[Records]
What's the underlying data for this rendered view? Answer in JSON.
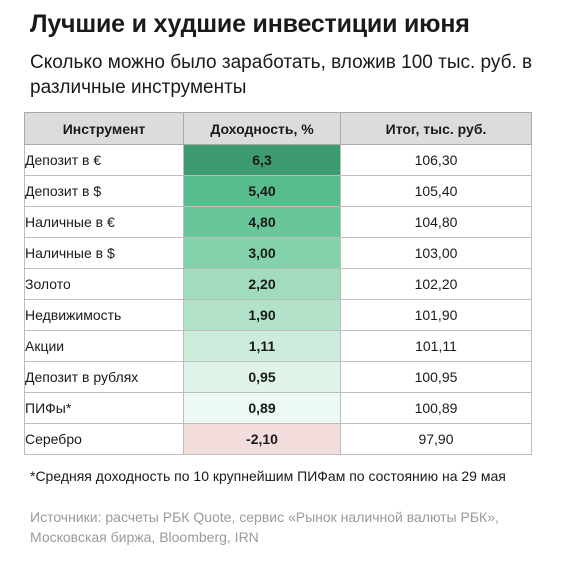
{
  "title": "Лучшие и худшие инвестиции июня",
  "subtitle": "Сколько можно было заработать, вложив 100 тыс. руб. в различные инструменты",
  "table": {
    "headers": [
      "Инструмент",
      "Доходность, %",
      "Итог, тыс. руб."
    ],
    "rows": [
      {
        "instrument": "Депозит в €",
        "yield": "6,3",
        "total": "106,30",
        "color": "#3d9a71"
      },
      {
        "instrument": "Депозит в $",
        "yield": "5,40",
        "total": "105,40",
        "color": "#57bd8c"
      },
      {
        "instrument": "Наличные в €",
        "yield": "4,80",
        "total": "104,80",
        "color": "#69c699"
      },
      {
        "instrument": "Наличные в $",
        "yield": "3,00",
        "total": "103,00",
        "color": "#83d2ab"
      },
      {
        "instrument": "Золото",
        "yield": "2,20",
        "total": "102,20",
        "color": "#a1dcbf"
      },
      {
        "instrument": "Недвижимость",
        "yield": "1,90",
        "total": "101,90",
        "color": "#b2e2ca"
      },
      {
        "instrument": "Акции",
        "yield": "1,11",
        "total": "101,11",
        "color": "#cdecdc"
      },
      {
        "instrument": "Депозит в рублях",
        "yield": "0,95",
        "total": "100,95",
        "color": "#e0f3e9"
      },
      {
        "instrument": "ПИФы*",
        "yield": "0,89",
        "total": "100,89",
        "color": "#ecf8f2"
      },
      {
        "instrument": "Серебро",
        "yield": "-2,10",
        "total": "97,90",
        "color": "#f2dcdc"
      }
    ]
  },
  "note": "*Средняя доходность по 10 крупнейшим ПИФам по состоянию на 29 мая",
  "sources": "Источники: расчеты РБК Quote, сервис «Рынок наличной валюты РБК», Московская биржа, Bloomberg, IRN"
}
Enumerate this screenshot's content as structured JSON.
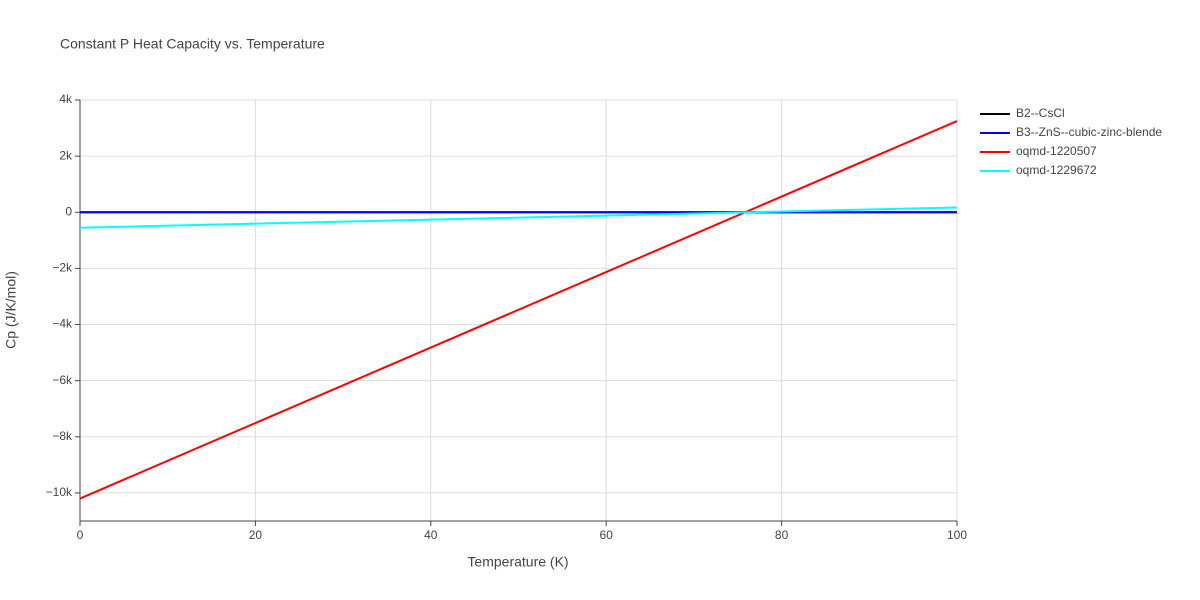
{
  "chart_data": {
    "type": "line",
    "title": "Constant P Heat Capacity vs. Temperature",
    "x_label": "Temperature (K)",
    "y_label": "Cp (J/K/mol)",
    "x": [
      0,
      20,
      40,
      60,
      80,
      100
    ],
    "series": [
      {
        "name": "B2--CsCl",
        "color": "#000000",
        "values": [
          0,
          0,
          0,
          0,
          0,
          0
        ]
      },
      {
        "name": "B3--ZnS--cubic-zinc-blende",
        "color": "#0000ff",
        "values": [
          0,
          0,
          0,
          0,
          0,
          0
        ]
      },
      {
        "name": "oqmd-1220507",
        "color": "#ff0000",
        "values": [
          -10200,
          -7510,
          -4820,
          -2130,
          560,
          3250
        ]
      },
      {
        "name": "oqmd-1229672",
        "color": "#00ffff",
        "values": [
          -550,
          -406,
          -262,
          -118,
          26,
          170
        ]
      }
    ],
    "xlim": [
      0,
      100
    ],
    "xticks": [
      0,
      20,
      40,
      60,
      80,
      100
    ],
    "ylim": [
      -11000,
      4000
    ],
    "yticks": [
      {
        "value": -10000,
        "label": "−10k"
      },
      {
        "value": -8000,
        "label": "−8k"
      },
      {
        "value": -6000,
        "label": "−6k"
      },
      {
        "value": -4000,
        "label": "−4k"
      },
      {
        "value": -2000,
        "label": "−2k"
      },
      0,
      {
        "value": 2000,
        "label": "2k"
      },
      {
        "value": 4000,
        "label": "4k"
      }
    ],
    "grid": true,
    "legend": "right"
  }
}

_Do this_
Quote the entries in full. Any image among them is to be omitted from the copy.

_Right answer_
What's the underlying data for this rendered view? Answer in JSON.
{
  "title": "Лучшие и худшие инвестиции июня",
  "subtitle": "Сколько можно было заработать, вложив 100 тыс. руб. в различные инструменты",
  "table": {
    "headers": [
      "Инструмент",
      "Доходность, %",
      "Итог, тыс. руб."
    ],
    "rows": [
      {
        "instrument": "Депозит в €",
        "yield": "6,3",
        "total": "106,30",
        "color": "#3d9a71"
      },
      {
        "instrument": "Депозит в $",
        "yield": "5,40",
        "total": "105,40",
        "color": "#57bd8c"
      },
      {
        "instrument": "Наличные в €",
        "yield": "4,80",
        "total": "104,80",
        "color": "#69c699"
      },
      {
        "instrument": "Наличные в $",
        "yield": "3,00",
        "total": "103,00",
        "color": "#83d2ab"
      },
      {
        "instrument": "Золото",
        "yield": "2,20",
        "total": "102,20",
        "color": "#a1dcbf"
      },
      {
        "instrument": "Недвижимость",
        "yield": "1,90",
        "total": "101,90",
        "color": "#b2e2ca"
      },
      {
        "instrument": "Акции",
        "yield": "1,11",
        "total": "101,11",
        "color": "#cdecdc"
      },
      {
        "instrument": "Депозит в рублях",
        "yield": "0,95",
        "total": "100,95",
        "color": "#e0f3e9"
      },
      {
        "instrument": "ПИФы*",
        "yield": "0,89",
        "total": "100,89",
        "color": "#ecf8f2"
      },
      {
        "instrument": "Серебро",
        "yield": "-2,10",
        "total": "97,90",
        "color": "#f2dcdc"
      }
    ]
  },
  "note": "*Средняя доходность по 10 крупнейшим ПИФам по состоянию на 29 мая",
  "sources": "Источники: расчеты РБК Quote, сервис «Рынок наличной валюты РБК», Московская биржа, Bloomberg, IRN"
}
Enumerate this screenshot's content as structured JSON.
{
  "chart_data": {
    "type": "line",
    "title": "Constant P Heat Capacity vs. Temperature",
    "x_label": "Temperature (K)",
    "y_label": "Cp (J/K/mol)",
    "x": [
      0,
      20,
      40,
      60,
      80,
      100
    ],
    "series": [
      {
        "name": "B2--CsCl",
        "color": "#000000",
        "values": [
          0,
          0,
          0,
          0,
          0,
          0
        ]
      },
      {
        "name": "B3--ZnS--cubic-zinc-blende",
        "color": "#0000ff",
        "values": [
          0,
          0,
          0,
          0,
          0,
          0
        ]
      },
      {
        "name": "oqmd-1220507",
        "color": "#ff0000",
        "values": [
          -10200,
          -7510,
          -4820,
          -2130,
          560,
          3250
        ]
      },
      {
        "name": "oqmd-1229672",
        "color": "#00ffff",
        "values": [
          -550,
          -406,
          -262,
          -118,
          26,
          170
        ]
      }
    ],
    "xlim": [
      0,
      100
    ],
    "xticks": [
      0,
      20,
      40,
      60,
      80,
      100
    ],
    "ylim": [
      -11000,
      4000
    ],
    "yticks": [
      {
        "value": -10000,
        "label": "−10k"
      },
      {
        "value": -8000,
        "label": "−8k"
      },
      {
        "value": -6000,
        "label": "−6k"
      },
      {
        "value": -4000,
        "label": "−4k"
      },
      {
        "value": -2000,
        "label": "−2k"
      },
      0,
      {
        "value": 2000,
        "label": "2k"
      },
      {
        "value": 4000,
        "label": "4k"
      }
    ],
    "grid": true,
    "legend": "right"
  }
}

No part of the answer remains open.